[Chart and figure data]
▼▼▼

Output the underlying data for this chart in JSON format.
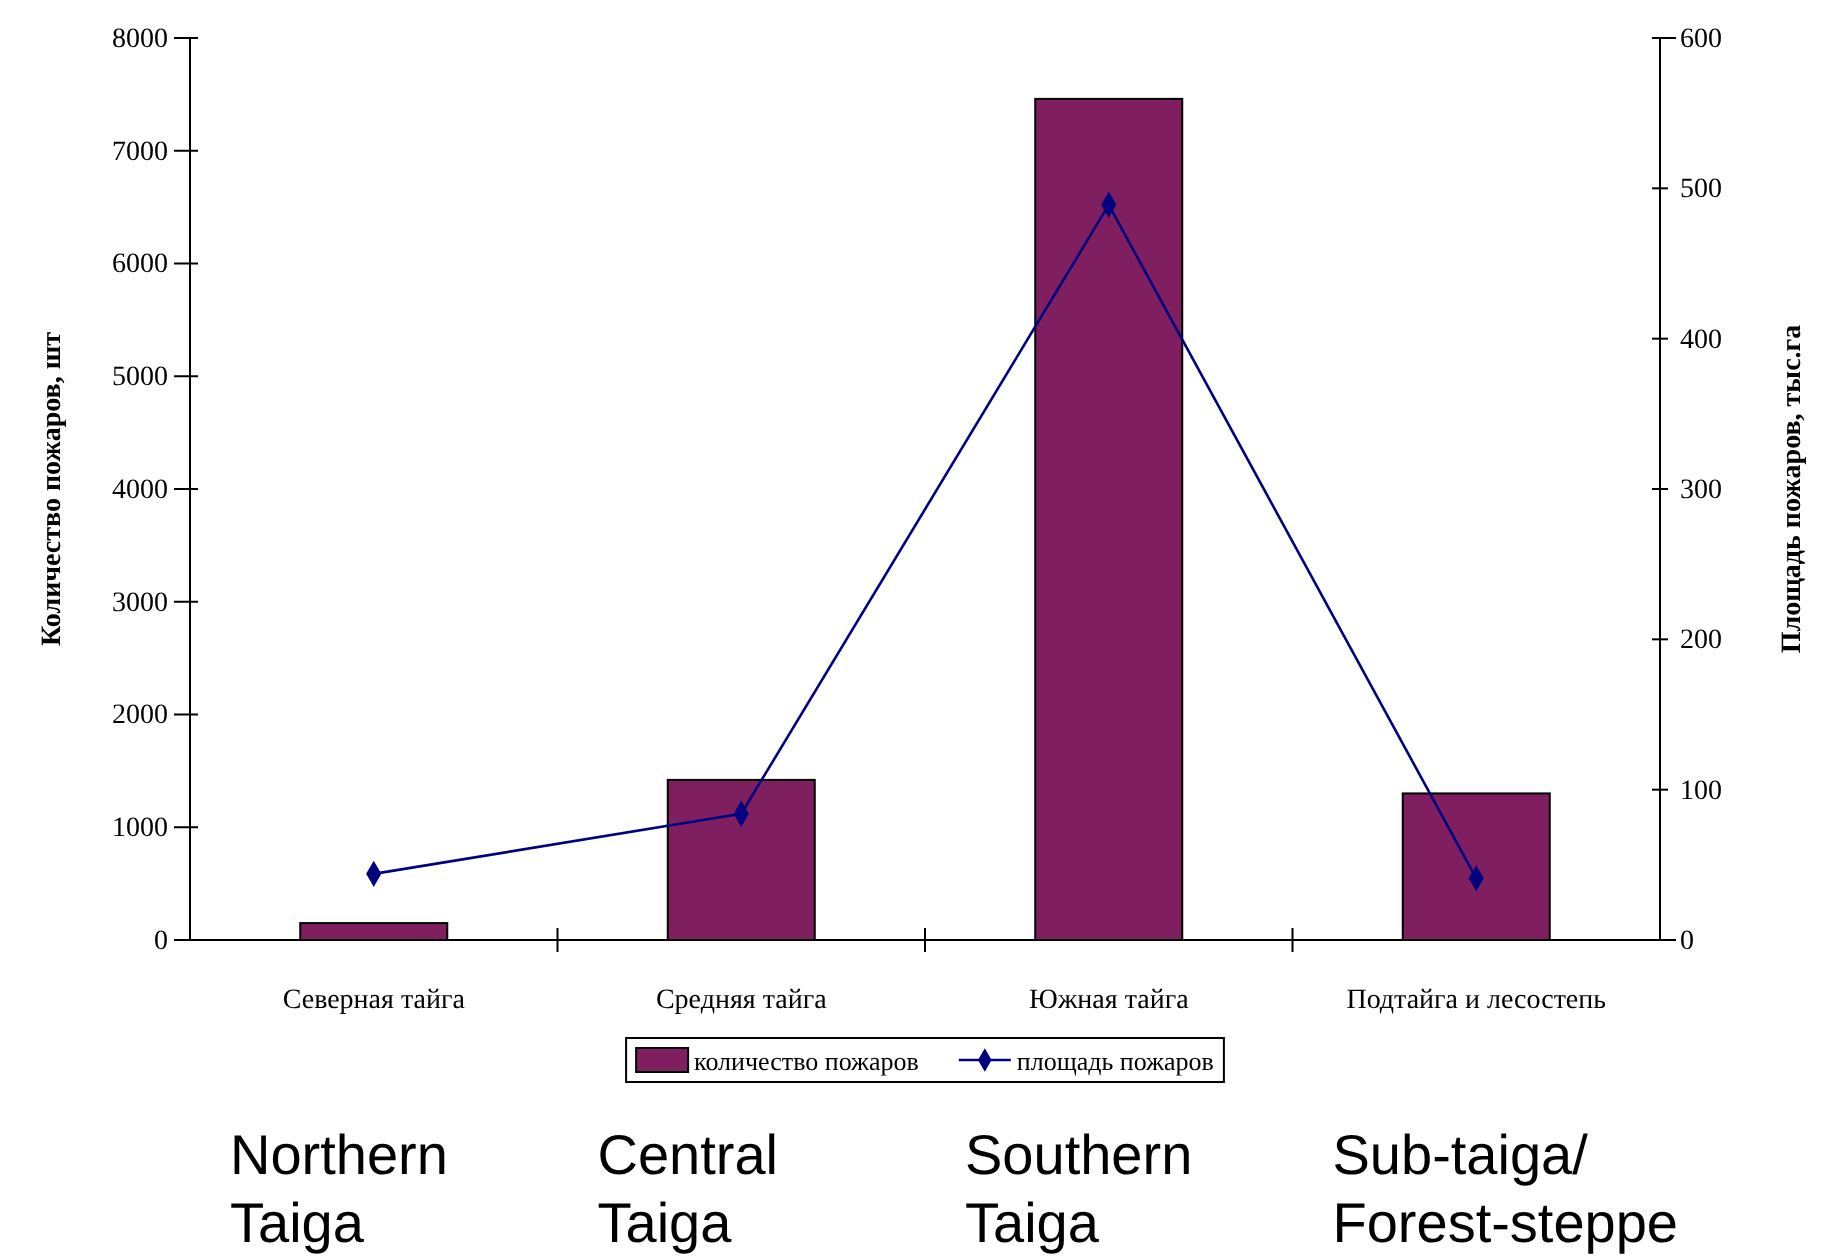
{
  "chart_data": {
    "type": "bar",
    "categories": [
      "Северная тайга",
      "Средняя тайга",
      "Южная тайга",
      "Подтайга и лесостепь"
    ],
    "ylabel": "Количество пожаров, шт",
    "y2label": "Площадь пожаров, тыс.га",
    "ylim": [
      0,
      8000
    ],
    "yticks": [
      0,
      1000,
      2000,
      3000,
      4000,
      5000,
      6000,
      7000,
      8000
    ],
    "y2lim": [
      0,
      600
    ],
    "y2ticks": [
      0,
      100,
      200,
      300,
      400,
      500,
      600
    ],
    "series": [
      {
        "name": "количество пожаров",
        "color": "#7f1f5f",
        "values": [
          150,
          1420,
          7460,
          1300
        ]
      },
      {
        "name": "площадь пожаров",
        "type": "line",
        "axis": "y2",
        "color": "#000080",
        "marker": "diamond",
        "values": [
          44,
          84,
          489,
          41
        ]
      }
    ],
    "legend": "bottom",
    "annotations": [
      "Northern\nTaiga",
      "Central\nTaiga",
      "Southern\nTaiga",
      "Sub-taiga/\nForest-steppe"
    ]
  }
}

▲▲▲

Tally the lines in this data that hold the word "пожаров" and state only the count.

RESPONSE - 4